* start SUPPLIED MATERIAL *
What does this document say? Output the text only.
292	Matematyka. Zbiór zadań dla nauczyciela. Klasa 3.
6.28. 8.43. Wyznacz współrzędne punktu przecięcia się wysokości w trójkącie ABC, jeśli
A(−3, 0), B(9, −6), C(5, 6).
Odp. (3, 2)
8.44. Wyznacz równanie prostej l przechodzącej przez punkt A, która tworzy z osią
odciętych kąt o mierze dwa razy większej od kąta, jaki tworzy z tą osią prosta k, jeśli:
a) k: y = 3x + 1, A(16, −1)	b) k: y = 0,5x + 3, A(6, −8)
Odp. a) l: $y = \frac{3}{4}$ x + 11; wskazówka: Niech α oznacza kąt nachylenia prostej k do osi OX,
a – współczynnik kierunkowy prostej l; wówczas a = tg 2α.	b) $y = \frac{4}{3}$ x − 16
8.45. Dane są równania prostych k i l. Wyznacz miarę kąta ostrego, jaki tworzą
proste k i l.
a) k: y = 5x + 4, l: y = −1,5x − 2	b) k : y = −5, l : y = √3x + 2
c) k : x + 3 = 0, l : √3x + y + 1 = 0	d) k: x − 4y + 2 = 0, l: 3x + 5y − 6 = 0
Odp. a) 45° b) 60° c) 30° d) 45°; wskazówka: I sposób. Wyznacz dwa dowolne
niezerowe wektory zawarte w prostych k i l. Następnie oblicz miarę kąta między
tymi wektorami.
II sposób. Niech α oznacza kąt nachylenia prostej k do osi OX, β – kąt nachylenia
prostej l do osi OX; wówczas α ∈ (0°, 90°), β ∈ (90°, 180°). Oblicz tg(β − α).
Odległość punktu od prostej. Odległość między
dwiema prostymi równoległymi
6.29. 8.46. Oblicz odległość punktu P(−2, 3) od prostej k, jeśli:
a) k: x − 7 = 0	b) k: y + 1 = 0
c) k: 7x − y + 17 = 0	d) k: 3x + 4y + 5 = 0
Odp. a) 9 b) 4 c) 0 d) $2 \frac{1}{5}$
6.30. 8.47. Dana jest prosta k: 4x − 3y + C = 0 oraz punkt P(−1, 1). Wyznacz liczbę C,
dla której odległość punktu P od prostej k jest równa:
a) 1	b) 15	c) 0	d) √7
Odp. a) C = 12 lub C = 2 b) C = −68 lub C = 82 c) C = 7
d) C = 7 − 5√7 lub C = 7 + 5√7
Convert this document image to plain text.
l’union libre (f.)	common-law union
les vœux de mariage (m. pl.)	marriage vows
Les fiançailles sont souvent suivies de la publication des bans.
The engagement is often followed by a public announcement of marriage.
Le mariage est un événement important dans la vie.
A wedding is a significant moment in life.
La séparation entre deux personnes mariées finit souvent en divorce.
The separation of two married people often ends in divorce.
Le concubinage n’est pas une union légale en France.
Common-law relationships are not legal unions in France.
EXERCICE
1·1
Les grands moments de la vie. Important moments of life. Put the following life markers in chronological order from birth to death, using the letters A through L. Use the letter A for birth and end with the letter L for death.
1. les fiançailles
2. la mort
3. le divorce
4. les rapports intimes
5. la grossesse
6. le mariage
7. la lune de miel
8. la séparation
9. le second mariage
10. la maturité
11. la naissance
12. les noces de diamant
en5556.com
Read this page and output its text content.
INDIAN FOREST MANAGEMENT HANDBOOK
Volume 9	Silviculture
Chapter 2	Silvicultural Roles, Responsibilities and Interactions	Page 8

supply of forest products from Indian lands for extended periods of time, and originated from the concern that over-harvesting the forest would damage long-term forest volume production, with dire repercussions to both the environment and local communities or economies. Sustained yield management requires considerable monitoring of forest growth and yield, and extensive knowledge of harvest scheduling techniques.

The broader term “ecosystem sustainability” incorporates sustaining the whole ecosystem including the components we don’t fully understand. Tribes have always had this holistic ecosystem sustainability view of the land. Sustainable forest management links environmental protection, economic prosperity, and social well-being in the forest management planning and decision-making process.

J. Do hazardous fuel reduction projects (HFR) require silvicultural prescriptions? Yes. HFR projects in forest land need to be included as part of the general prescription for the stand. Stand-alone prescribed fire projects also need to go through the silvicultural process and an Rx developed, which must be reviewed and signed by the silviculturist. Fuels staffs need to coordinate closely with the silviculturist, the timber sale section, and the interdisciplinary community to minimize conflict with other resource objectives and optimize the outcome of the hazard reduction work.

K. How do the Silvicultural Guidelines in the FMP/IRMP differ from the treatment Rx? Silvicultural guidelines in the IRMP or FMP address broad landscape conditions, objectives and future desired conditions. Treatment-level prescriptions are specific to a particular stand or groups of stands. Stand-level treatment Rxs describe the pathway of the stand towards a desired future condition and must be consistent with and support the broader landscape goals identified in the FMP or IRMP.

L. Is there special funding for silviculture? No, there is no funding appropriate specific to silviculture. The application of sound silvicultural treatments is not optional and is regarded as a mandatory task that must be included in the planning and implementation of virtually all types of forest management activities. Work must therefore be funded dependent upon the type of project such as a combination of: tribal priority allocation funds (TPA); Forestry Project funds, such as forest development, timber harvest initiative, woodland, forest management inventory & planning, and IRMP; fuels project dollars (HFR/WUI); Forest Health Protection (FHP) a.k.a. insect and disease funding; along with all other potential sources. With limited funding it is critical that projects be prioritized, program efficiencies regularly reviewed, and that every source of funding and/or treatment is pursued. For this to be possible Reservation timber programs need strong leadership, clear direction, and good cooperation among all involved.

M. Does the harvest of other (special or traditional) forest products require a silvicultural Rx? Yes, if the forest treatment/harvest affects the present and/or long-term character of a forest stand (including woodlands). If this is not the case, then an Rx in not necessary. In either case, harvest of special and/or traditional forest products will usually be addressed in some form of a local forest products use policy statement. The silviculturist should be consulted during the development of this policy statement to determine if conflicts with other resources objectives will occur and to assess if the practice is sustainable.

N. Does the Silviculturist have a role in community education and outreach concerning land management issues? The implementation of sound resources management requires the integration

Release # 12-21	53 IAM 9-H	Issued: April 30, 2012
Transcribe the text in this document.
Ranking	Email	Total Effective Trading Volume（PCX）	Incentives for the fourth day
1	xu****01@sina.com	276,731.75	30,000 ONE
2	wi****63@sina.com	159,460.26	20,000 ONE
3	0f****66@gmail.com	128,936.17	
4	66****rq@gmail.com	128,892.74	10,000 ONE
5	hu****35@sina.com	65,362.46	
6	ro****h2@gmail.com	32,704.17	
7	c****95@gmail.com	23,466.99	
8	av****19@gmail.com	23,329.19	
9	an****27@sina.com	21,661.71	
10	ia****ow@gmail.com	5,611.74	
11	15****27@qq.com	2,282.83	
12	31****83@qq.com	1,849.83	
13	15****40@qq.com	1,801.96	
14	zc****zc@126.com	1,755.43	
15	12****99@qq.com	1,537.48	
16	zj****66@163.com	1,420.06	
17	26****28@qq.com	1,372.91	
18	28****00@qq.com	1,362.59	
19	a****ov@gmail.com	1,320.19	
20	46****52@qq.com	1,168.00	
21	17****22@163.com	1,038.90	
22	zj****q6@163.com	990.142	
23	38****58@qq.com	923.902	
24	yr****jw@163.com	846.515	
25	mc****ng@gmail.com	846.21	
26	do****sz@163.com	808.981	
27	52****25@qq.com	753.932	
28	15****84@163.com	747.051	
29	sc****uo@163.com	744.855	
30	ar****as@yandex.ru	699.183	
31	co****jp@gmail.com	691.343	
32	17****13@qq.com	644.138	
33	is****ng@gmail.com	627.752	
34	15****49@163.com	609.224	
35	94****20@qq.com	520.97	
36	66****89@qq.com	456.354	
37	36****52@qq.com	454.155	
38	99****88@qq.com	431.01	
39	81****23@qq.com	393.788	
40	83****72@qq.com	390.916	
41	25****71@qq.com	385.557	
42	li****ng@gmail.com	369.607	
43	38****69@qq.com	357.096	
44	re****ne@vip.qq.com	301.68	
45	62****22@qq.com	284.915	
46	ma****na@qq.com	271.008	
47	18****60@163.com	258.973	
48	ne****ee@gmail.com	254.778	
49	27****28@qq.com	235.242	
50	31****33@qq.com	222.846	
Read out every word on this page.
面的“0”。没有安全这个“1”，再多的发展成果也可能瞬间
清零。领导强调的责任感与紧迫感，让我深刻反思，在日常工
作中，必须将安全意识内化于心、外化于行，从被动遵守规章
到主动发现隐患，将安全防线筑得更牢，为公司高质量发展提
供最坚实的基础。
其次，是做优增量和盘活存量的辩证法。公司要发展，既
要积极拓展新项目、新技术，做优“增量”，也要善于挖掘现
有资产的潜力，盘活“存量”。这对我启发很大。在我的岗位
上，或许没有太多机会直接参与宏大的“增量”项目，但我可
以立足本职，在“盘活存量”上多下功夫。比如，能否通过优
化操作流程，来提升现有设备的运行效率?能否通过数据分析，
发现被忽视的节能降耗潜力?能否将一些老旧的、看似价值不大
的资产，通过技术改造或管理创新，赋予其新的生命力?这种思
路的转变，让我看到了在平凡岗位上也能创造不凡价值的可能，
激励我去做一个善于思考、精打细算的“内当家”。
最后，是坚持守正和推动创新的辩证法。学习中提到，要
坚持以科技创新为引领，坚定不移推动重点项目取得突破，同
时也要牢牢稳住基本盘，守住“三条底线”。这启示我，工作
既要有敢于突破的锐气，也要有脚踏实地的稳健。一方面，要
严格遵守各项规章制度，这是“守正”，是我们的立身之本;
* end SUPPLIED MATERIAL *
■ SET PROBLEM ■
Copy all lines in the listing above where the string "tworzy" appears.

■ IN RESPONSE ■
8.44. Wyznacz równanie prostej l przechodzącej przez punkt A, która tworzy z osią
odciętych kąt o mierze dwa razy większej od kąta, jaki tworzy z tą osią prosta k, jeśli:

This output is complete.